Stored data entries:
:::::
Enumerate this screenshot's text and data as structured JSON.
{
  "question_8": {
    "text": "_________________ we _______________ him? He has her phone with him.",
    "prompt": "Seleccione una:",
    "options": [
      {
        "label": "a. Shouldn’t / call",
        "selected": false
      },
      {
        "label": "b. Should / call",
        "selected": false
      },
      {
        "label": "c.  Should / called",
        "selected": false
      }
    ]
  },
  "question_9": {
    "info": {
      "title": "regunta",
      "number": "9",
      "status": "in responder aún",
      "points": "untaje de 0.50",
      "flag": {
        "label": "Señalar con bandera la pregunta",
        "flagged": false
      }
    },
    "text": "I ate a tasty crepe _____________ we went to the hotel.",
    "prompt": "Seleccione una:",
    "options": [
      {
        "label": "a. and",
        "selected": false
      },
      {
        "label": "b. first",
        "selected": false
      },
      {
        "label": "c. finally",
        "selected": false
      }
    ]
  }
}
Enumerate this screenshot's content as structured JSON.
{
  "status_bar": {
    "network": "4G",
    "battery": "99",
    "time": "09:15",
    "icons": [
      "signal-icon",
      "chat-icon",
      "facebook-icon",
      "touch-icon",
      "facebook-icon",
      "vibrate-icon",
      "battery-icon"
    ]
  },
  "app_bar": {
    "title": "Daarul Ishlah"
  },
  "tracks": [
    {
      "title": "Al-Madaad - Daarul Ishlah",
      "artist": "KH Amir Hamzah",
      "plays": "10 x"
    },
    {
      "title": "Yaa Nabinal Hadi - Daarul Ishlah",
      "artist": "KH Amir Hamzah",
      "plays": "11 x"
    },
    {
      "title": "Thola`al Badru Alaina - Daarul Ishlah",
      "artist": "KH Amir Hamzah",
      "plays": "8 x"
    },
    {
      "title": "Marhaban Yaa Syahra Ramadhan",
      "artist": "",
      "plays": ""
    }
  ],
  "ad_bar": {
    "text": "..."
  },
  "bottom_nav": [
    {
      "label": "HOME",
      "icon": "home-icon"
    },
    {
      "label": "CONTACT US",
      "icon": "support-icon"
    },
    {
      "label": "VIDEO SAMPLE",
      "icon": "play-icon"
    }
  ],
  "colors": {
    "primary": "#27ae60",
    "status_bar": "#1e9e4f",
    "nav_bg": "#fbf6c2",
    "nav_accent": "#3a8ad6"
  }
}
:::::
From the listing above, pick out every line containing "label".

        "label": "a. Shouldn’t / call",
        "label": "b. Should / call",
        "label": "c.  Should / called",
        "label": "Señalar con bandera la pregunta",
        "label": "a. and",
        "label": "b. first",
        "label": "c. finally",
      "label": "HOME",
      "label": "CONTACT US",
      "label": "VIDEO SAMPLE",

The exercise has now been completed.